Work instruction
Could you show all lines in the entries below that contain the string "Decode"?

------------------------------------------------

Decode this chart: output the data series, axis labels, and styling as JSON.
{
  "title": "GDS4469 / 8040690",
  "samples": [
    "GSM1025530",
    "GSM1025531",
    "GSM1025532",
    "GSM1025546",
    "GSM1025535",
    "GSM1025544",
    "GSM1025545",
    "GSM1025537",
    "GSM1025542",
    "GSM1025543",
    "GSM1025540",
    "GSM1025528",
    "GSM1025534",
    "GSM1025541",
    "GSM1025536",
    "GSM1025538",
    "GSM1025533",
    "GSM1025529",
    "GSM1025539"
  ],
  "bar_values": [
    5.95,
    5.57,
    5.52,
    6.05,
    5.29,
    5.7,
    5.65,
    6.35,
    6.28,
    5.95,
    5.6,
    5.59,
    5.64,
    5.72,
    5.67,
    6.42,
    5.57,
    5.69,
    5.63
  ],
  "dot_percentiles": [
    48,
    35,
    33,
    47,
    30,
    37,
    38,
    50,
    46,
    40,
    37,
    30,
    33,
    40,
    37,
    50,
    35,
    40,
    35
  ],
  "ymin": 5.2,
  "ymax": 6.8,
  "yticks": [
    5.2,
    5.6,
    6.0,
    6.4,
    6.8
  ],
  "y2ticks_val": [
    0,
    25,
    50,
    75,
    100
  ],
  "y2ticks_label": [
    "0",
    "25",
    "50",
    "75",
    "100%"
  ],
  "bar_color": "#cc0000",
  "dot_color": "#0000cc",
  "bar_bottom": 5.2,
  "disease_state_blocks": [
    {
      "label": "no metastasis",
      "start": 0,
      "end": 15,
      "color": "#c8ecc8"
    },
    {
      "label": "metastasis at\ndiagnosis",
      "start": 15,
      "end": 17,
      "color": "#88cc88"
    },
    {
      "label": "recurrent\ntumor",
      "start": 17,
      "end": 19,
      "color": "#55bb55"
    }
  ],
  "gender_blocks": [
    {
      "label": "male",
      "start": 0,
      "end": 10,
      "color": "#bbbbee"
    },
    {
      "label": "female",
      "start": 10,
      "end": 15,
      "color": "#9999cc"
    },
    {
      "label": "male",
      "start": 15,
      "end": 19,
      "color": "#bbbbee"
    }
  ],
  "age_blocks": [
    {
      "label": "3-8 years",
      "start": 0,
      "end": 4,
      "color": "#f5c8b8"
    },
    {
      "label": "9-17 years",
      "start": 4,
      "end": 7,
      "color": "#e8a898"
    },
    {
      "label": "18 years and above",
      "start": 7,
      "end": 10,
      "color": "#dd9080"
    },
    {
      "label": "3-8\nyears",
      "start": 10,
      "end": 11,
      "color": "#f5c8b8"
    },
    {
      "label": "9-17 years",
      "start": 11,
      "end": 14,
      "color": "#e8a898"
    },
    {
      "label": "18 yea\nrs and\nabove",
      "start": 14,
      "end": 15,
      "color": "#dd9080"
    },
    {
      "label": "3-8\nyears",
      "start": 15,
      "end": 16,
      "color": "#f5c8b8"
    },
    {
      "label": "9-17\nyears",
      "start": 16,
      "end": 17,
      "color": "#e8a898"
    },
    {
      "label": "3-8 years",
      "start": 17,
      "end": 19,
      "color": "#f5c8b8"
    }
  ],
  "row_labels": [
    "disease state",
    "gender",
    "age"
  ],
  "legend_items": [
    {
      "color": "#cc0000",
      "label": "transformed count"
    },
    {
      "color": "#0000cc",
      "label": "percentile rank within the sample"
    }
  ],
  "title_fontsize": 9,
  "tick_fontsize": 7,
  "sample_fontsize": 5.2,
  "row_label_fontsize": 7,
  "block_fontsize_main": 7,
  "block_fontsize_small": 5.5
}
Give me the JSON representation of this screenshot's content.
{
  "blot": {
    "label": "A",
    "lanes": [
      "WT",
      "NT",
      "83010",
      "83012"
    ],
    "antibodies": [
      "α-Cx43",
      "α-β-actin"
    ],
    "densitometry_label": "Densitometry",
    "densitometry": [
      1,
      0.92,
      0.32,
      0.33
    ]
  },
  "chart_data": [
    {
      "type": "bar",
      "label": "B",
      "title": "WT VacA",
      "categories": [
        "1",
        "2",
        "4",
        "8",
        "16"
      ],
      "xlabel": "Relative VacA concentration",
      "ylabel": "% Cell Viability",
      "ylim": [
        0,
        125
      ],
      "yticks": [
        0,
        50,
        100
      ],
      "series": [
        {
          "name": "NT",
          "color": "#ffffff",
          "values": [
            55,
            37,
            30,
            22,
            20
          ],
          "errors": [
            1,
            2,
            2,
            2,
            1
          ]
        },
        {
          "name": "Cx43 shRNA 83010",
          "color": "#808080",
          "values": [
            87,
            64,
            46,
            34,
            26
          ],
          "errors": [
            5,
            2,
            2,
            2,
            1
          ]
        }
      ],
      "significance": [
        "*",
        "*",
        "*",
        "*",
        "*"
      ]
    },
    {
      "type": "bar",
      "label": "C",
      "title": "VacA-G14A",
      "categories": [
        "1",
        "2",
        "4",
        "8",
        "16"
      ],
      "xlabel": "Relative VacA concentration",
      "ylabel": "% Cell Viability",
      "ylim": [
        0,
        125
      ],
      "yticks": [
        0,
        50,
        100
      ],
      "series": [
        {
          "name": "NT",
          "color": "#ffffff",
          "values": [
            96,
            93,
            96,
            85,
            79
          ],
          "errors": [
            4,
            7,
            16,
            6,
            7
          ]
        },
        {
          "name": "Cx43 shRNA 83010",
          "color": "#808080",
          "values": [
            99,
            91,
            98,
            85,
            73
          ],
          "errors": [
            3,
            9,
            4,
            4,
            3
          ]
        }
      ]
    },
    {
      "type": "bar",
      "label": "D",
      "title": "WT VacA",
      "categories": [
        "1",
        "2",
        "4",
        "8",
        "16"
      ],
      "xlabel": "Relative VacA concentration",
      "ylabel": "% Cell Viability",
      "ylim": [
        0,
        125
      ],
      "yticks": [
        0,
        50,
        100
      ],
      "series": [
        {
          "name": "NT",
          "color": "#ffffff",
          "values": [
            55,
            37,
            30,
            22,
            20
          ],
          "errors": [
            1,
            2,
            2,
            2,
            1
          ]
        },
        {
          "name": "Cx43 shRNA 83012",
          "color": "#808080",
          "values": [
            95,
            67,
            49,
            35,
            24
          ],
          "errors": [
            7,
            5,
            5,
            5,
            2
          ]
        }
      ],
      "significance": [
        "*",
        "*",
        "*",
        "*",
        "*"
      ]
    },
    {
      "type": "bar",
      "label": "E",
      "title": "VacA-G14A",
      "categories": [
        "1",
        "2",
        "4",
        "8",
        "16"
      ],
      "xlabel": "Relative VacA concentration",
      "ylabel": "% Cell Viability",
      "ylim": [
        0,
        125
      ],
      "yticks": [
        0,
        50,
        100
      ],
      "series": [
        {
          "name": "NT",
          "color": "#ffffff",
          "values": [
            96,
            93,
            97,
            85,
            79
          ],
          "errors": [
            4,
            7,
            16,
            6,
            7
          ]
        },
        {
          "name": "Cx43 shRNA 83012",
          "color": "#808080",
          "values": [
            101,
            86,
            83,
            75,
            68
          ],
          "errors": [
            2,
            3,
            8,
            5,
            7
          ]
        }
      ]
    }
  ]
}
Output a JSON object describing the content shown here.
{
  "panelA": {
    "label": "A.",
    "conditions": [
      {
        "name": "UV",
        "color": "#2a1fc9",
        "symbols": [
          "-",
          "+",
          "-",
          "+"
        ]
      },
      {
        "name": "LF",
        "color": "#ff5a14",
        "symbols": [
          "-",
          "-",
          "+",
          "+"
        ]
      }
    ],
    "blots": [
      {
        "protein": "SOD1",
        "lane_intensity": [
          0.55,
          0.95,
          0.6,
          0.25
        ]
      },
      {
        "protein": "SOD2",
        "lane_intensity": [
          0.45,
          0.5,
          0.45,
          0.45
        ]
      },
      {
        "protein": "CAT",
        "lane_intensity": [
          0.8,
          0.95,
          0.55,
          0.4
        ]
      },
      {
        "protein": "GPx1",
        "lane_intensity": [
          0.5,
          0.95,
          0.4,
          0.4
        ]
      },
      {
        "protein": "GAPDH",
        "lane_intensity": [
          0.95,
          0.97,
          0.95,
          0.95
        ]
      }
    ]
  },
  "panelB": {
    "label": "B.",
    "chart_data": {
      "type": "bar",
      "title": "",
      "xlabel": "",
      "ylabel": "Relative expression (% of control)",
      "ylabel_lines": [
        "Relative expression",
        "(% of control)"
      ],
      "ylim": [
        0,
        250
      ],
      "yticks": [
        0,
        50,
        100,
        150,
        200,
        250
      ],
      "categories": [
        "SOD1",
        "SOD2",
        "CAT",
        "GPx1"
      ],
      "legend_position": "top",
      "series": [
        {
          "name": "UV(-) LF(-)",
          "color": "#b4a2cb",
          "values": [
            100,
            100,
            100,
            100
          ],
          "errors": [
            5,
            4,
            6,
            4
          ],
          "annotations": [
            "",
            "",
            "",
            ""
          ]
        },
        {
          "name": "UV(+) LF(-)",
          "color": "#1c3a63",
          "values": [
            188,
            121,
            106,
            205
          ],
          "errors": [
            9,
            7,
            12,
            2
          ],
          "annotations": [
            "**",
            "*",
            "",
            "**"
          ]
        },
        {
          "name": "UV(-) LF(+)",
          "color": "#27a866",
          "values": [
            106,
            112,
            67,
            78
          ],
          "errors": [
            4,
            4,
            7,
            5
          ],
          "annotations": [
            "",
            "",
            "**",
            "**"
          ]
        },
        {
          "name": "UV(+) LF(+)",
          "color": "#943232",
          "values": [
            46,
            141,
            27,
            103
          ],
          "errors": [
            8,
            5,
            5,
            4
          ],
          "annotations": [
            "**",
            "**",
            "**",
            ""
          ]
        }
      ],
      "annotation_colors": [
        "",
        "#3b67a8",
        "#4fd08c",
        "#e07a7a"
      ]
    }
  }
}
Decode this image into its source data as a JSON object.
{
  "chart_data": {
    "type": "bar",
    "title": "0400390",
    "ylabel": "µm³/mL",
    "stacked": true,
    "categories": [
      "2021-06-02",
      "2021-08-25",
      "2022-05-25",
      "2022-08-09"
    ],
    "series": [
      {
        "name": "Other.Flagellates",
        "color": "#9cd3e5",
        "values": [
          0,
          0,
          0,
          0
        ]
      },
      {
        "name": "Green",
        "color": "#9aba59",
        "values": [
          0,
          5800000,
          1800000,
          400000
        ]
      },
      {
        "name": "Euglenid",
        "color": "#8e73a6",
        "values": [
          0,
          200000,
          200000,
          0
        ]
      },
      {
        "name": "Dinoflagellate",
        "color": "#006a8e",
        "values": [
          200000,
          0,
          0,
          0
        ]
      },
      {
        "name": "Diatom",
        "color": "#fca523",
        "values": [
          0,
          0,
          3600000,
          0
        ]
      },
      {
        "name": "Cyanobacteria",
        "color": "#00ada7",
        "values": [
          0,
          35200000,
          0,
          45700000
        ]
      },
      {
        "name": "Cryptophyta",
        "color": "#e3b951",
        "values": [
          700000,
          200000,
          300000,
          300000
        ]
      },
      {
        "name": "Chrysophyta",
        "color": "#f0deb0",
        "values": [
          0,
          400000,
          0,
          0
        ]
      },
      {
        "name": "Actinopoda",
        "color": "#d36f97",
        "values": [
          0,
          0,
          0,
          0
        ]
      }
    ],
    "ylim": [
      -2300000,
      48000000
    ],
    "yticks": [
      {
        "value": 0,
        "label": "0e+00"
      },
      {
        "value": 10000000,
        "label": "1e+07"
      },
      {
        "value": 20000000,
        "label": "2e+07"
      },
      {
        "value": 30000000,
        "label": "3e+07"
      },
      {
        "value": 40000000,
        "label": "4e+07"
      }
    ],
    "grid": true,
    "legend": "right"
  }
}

------------------------------------------------

Result for this task
Decode this chart: output the data series, axis labels, and styling as JSON.
Decode this image into its source data as a JSON object.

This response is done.